§ Your instructions: Reproduce all entries word for word.

§ Stored records:
⟨

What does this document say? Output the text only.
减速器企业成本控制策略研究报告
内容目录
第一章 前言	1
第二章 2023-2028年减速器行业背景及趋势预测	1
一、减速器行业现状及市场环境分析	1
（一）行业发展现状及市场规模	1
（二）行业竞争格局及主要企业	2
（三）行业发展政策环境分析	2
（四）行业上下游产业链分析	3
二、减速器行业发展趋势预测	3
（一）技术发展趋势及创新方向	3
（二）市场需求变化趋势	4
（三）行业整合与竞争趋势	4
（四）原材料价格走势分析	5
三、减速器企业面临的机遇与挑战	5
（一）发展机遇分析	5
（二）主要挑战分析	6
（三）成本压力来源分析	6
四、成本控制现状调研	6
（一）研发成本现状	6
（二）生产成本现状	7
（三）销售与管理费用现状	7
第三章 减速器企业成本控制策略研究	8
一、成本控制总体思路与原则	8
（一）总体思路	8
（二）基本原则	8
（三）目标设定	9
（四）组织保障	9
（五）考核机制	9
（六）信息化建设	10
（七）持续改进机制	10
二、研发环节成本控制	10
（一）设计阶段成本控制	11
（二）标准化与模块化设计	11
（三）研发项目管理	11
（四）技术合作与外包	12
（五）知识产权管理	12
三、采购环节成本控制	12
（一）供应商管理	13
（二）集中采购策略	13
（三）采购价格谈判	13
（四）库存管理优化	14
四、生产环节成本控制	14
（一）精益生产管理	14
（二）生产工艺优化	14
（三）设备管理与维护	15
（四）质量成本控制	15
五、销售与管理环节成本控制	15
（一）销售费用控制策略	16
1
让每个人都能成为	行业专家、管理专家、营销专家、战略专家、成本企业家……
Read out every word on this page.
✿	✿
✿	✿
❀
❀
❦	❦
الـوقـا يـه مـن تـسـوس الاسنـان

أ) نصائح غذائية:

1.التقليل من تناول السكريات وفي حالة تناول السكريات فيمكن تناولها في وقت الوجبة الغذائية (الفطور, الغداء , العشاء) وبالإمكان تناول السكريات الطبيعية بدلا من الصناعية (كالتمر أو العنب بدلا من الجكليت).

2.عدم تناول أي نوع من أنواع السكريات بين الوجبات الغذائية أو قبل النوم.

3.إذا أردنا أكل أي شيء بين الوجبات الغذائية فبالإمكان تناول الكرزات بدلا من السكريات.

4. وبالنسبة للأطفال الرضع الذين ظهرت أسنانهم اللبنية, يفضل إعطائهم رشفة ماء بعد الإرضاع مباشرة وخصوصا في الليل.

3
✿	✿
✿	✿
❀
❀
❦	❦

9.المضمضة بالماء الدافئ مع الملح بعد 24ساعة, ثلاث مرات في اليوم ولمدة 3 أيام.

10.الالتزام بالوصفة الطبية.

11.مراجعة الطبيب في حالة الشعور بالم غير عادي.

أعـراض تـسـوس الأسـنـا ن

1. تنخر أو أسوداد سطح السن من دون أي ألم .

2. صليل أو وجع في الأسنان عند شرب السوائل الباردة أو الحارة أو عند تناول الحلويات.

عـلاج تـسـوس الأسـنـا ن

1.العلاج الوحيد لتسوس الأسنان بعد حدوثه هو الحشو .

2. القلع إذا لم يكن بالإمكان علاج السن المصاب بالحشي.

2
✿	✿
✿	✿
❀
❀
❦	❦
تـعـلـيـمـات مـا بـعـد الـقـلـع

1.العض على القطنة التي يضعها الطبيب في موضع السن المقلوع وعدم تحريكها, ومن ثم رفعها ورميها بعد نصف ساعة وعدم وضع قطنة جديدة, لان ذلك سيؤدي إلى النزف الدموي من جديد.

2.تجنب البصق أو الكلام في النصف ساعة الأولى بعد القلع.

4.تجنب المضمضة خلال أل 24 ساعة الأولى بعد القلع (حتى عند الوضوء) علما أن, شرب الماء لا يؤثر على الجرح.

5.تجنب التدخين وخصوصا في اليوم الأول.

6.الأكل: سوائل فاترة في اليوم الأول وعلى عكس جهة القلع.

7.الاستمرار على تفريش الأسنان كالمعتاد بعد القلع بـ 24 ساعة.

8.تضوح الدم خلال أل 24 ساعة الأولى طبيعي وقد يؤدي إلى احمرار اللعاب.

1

⟩

§ Output of the task:
What does this document say? Output the text only.
减速器企业成本控制策略研究报告
内容目录
第一章 前言	1
第二章 2023-2028年减速器行业背景及趋势预测	1
一、减速器行业现状及市场环境分析	1
（一）行业发展现状及市场规模	1
（二）行业竞争格局及主要企业	2
（三）行业发展政策环境分析	2
（四）行业上下游产业链分析	3
二、减速器行业发展趋势预测	3
（一）技术发展趋势及创新方向	3
（二）市场需求变化趋势	4
（三）行业整合与竞争趋势	4
（四）原材料价格走势分析	5
三、减速器企业面临的机遇与挑战	5
（一）发展机遇分析	5
（二）主要挑战分析	6
（三）成本压力来源分析	6
四、成本控制现状调研	6
（一）研发成本现状	6
（二）生产成本现状	7
（三）销售与管理费用现状	7
第三章 减速器企业成本控制策略研究	8
一、成本控制总体思路与原则	8
（一）总体思路	8
（二）基本原则	8
（三）目标设定	9
（四）组织保障	9
（五）考核机制	9
（六）信息化建设	10
（七）持续改进机制	10
二、研发环节成本控制	10
（一）设计阶段成本控制	11
（二）标准化与模块化设计	11
（三）研发项目管理	11
（四）技术合作与外包	12
（五）知识产权管理	12
三、采购环节成本控制	12
（一）供应商管理	13
（二）集中采购策略	13
（三）采购价格谈判	13
（四）库存管理优化	14
四、生产环节成本控制	14
（一）精益生产管理	14
（二）生产工艺优化	14
（三）设备管理与维护	15
（四）质量成本控制	15
五、销售与管理环节成本控制	15
（一）销售费用控制策略	16
1
让每个人都能成为	行业专家、管理专家、营销专家、战略专家、成本企业家……
Read out every word on this page.
✿	✿
✿	✿
❀
❀
❦	❦
الـوقـا يـه مـن تـسـوس الاسنـان

أ) نصائح غذائية:

1.التقليل من تناول السكريات وفي حالة تناول السكريات فيمكن تناولها في وقت الوجبة الغذائية (الفطور, الغداء , العشاء) وبالإمكان تناول السكريات الطبيعية بدلا من الصناعية (كالتمر أو العنب بدلا من الجكليت).

2.عدم تناول أي نوع من أنواع السكريات بين الوجبات الغذائية أو قبل النوم.

3.إذا أردنا أكل أي شيء بين الوجبات الغذائية فبالإمكان تناول الكرزات بدلا من السكريات.

4. وبالنسبة للأطفال الرضع الذين ظهرت أسنانهم اللبنية, يفضل إعطائهم رشفة ماء بعد الإرضاع مباشرة وخصوصا في الليل.

3
✿	✿
✿	✿
❀
❀
❦	❦

9.المضمضة بالماء الدافئ مع الملح بعد 24ساعة, ثلاث مرات في اليوم ولمدة 3 أيام.

10.الالتزام بالوصفة الطبية.

11.مراجعة الطبيب في حالة الشعور بالم غير عادي.

أعـراض تـسـوس الأسـنـا ن

1. تنخر أو أسوداد سطح السن من دون أي ألم .

2. صليل أو وجع في الأسنان عند شرب السوائل الباردة أو الحارة أو عند تناول الحلويات.

عـلاج تـسـوس الأسـنـا ن

1.العلاج الوحيد لتسوس الأسنان بعد حدوثه هو الحشو .

2. القلع إذا لم يكن بالإمكان علاج السن المصاب بالحشي.

2
✿	✿
✿	✿
❀
❀
❦	❦
تـعـلـيـمـات مـا بـعـد الـقـلـع

1.العض على القطنة التي يضعها الطبيب في موضع السن المقلوع وعدم تحريكها, ومن ثم رفعها ورميها بعد نصف ساعة وعدم وضع قطنة جديدة, لان ذلك سيؤدي إلى النزف الدموي من جديد.

2.تجنب البصق أو الكلام في النصف ساعة الأولى بعد القلع.

4.تجنب المضمضة خلال أل 24 ساعة الأولى بعد القلع (حتى عند الوضوء) علما أن, شرب الماء لا يؤثر على الجرح.

5.تجنب التدخين وخصوصا في اليوم الأول.

6.الأكل: سوائل فاترة في اليوم الأول وعلى عكس جهة القلع.

7.الاستمرار على تفريش الأسنان كالمعتاد بعد القلع بـ 24 ساعة.

8.تضوح الدم خلال أل 24 ساعة الأولى طبيعي وقد يؤدي إلى احمرار اللعاب.

1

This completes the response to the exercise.